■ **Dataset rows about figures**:
◆ ◆ ◆ ◆

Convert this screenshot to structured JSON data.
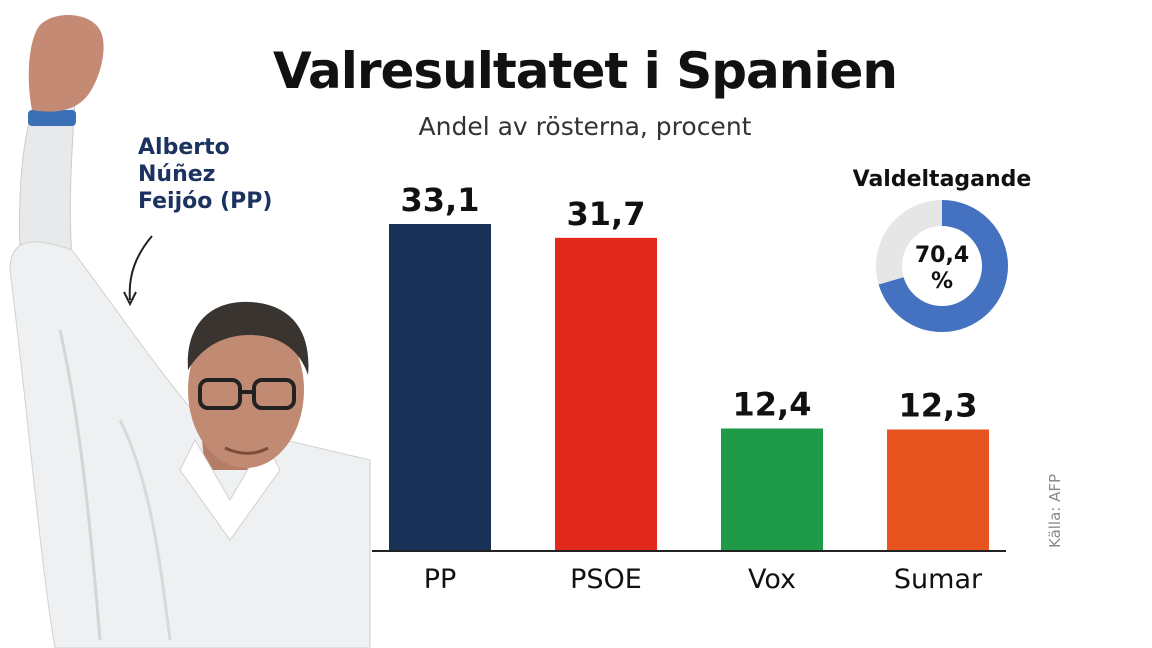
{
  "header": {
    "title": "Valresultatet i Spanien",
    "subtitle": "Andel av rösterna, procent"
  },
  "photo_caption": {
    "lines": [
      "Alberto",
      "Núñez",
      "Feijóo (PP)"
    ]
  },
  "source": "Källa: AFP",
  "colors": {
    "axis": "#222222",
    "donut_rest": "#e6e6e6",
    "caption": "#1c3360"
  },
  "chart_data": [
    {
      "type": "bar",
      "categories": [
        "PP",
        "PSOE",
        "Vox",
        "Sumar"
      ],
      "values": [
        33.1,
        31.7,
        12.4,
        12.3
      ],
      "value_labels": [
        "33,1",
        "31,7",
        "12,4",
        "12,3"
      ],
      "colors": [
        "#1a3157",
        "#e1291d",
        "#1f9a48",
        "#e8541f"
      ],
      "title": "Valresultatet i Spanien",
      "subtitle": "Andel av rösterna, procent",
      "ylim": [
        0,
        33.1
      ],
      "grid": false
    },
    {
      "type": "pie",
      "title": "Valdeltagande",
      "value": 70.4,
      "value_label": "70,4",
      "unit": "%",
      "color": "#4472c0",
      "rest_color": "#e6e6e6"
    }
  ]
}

◆ ◆ ◆ ◆

■ **Exercise goal**: Select from the material above each line in which the string "subtitle" appears, and list those lines.

■ **Output of the task**:
    "subtitle": "Andel av rösterna, procent"
      "subtitle": "Andel av rösterna, procent",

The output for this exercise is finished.